Work to complete - Output the lines that follow exactly as they are.

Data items
────────────────

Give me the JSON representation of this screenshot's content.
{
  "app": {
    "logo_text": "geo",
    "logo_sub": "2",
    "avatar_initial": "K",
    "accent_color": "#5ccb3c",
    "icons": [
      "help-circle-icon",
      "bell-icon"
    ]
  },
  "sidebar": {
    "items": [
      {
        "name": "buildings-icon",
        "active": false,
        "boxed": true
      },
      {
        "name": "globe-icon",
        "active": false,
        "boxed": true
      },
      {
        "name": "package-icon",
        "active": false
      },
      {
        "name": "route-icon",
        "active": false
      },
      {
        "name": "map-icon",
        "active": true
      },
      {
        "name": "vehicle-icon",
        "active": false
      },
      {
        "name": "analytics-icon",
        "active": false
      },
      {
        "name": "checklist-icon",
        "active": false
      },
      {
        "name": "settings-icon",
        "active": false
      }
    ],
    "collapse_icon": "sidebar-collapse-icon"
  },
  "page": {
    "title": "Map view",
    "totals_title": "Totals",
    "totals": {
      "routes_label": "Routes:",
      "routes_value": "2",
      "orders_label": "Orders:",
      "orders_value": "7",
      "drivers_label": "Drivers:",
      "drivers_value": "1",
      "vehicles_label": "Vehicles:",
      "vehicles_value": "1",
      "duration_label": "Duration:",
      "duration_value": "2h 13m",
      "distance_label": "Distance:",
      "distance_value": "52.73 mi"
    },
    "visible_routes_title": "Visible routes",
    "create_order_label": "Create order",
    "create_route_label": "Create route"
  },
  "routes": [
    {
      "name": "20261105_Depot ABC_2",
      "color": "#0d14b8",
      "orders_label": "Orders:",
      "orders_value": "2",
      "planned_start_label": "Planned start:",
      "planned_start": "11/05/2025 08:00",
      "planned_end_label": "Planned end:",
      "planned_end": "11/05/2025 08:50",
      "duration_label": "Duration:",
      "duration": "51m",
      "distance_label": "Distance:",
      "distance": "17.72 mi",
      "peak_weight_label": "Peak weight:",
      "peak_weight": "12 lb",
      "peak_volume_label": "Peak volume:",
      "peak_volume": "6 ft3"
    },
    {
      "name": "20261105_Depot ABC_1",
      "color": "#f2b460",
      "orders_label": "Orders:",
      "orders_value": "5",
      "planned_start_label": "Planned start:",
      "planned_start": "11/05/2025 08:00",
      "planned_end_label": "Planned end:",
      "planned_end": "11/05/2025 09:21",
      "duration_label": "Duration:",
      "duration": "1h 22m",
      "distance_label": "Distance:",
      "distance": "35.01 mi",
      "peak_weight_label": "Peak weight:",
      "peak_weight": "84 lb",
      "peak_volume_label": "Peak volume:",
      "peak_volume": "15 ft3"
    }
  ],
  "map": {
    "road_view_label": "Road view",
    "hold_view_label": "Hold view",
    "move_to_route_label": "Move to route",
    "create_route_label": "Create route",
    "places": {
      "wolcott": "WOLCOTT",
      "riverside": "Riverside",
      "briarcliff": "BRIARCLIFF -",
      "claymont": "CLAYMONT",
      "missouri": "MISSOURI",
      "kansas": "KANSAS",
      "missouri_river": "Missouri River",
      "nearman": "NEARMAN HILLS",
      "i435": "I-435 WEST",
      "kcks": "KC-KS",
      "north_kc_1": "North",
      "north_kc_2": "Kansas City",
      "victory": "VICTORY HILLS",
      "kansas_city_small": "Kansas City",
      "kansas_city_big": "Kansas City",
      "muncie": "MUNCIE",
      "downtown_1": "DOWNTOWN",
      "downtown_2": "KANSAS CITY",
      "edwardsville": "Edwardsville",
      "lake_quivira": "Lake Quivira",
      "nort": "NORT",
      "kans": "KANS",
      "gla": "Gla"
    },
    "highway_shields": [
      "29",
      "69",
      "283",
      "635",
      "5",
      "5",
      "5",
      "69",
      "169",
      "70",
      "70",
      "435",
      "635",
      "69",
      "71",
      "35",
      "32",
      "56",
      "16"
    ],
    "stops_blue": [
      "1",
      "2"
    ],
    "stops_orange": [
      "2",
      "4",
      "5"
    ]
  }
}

────────────────

Right answer -
Give me the JSON representation of this screenshot's content.
{
  "app": {
    "logo_text": "geo",
    "logo_sub": "2",
    "avatar_initial": "K",
    "accent_color": "#5ccb3c",
    "icons": [
      "help-circle-icon",
      "bell-icon"
    ]
  },
  "sidebar": {
    "items": [
      {
        "name": "buildings-icon",
        "active": false,
        "boxed": true
      },
      {
        "name": "globe-icon",
        "active": false,
        "boxed": true
      },
      {
        "name": "package-icon",
        "active": false
      },
      {
        "name": "route-icon",
        "active": false
      },
      {
        "name": "map-icon",
        "active": true
      },
      {
        "name": "vehicle-icon",
        "active": false
      },
      {
        "name": "analytics-icon",
        "active": false
      },
      {
        "name": "checklist-icon",
        "active": false
      },
      {
        "name": "settings-icon",
        "active": false
      }
    ],
    "collapse_icon": "sidebar-collapse-icon"
  },
  "page": {
    "title": "Map view",
    "totals_title": "Totals",
    "totals": {
      "routes_label": "Routes:",
      "routes_value": "2",
      "orders_label": "Orders:",
      "orders_value": "7",
      "drivers_label": "Drivers:",
      "drivers_value": "1",
      "vehicles_label": "Vehicles:",
      "vehicles_value": "1",
      "duration_label": "Duration:",
      "duration_value": "2h 13m",
      "distance_label": "Distance:",
      "distance_value": "52.73 mi"
    },
    "visible_routes_title": "Visible routes",
    "create_order_label": "Create order",
    "create_route_label": "Create route"
  },
  "routes": [
    {
      "name": "20261105_Depot ABC_2",
      "color": "#0d14b8",
      "orders_label": "Orders:",
      "orders_value": "2",
      "planned_start_label": "Planned start:",
      "planned_start": "11/05/2025 08:00",
      "planned_end_label": "Planned end:",
      "planned_end": "11/05/2025 08:50",
      "duration_label": "Duration:",
      "duration": "51m",
      "distance_label": "Distance:",
      "distance": "17.72 mi",
      "peak_weight_label": "Peak weight:",
      "peak_weight": "12 lb",
      "peak_volume_label": "Peak volume:",
      "peak_volume": "6 ft3"
    },
    {
      "name": "20261105_Depot ABC_1",
      "color": "#f2b460",
      "orders_label": "Orders:",
      "orders_value": "5",
      "planned_start_label": "Planned start:",
      "planned_start": "11/05/2025 08:00",
      "planned_end_label": "Planned end:",
      "planned_end": "11/05/2025 09:21",
      "duration_label": "Duration:",
      "duration": "1h 22m",
      "distance_label": "Distance:",
      "distance": "35.01 mi",
      "peak_weight_label": "Peak weight:",
      "peak_weight": "84 lb",
      "peak_volume_label": "Peak volume:",
      "peak_volume": "15 ft3"
    }
  ],
  "map": {
    "road_view_label": "Road view",
    "hold_view_label": "Hold view",
    "move_to_route_label": "Move to route",
    "create_route_label": "Create route",
    "places": {
      "wolcott": "WOLCOTT",
      "riverside": "Riverside",
      "briarcliff": "BRIARCLIFF -",
      "claymont": "CLAYMONT",
      "missouri": "MISSOURI",
      "kansas": "KANSAS",
      "missouri_river": "Missouri River",
      "nearman": "NEARMAN HILLS",
      "i435": "I-435 WEST",
      "kcks": "KC-KS",
      "north_kc_1": "North",
      "north_kc_2": "Kansas City",
      "victory": "VICTORY HILLS",
      "kansas_city_small": "Kansas City",
      "kansas_city_big": "Kansas City",
      "muncie": "MUNCIE",
      "downtown_1": "DOWNTOWN",
      "downtown_2": "KANSAS CITY",
      "edwardsville": "Edwardsville",
      "lake_quivira": "Lake Quivira",
      "nort": "NORT",
      "kans": "KANS",
      "gla": "Gla"
    },
    "highway_shields": [
      "29",
      "69",
      "283",
      "635",
      "5",
      "5",
      "5",
      "69",
      "169",
      "70",
      "70",
      "435",
      "635",
      "69",
      "71",
      "35",
      "32",
      "56",
      "16"
    ],
    "stops_blue": [
      "1",
      "2"
    ],
    "stops_orange": [
      "2",
      "4",
      "5"
    ]
  }
}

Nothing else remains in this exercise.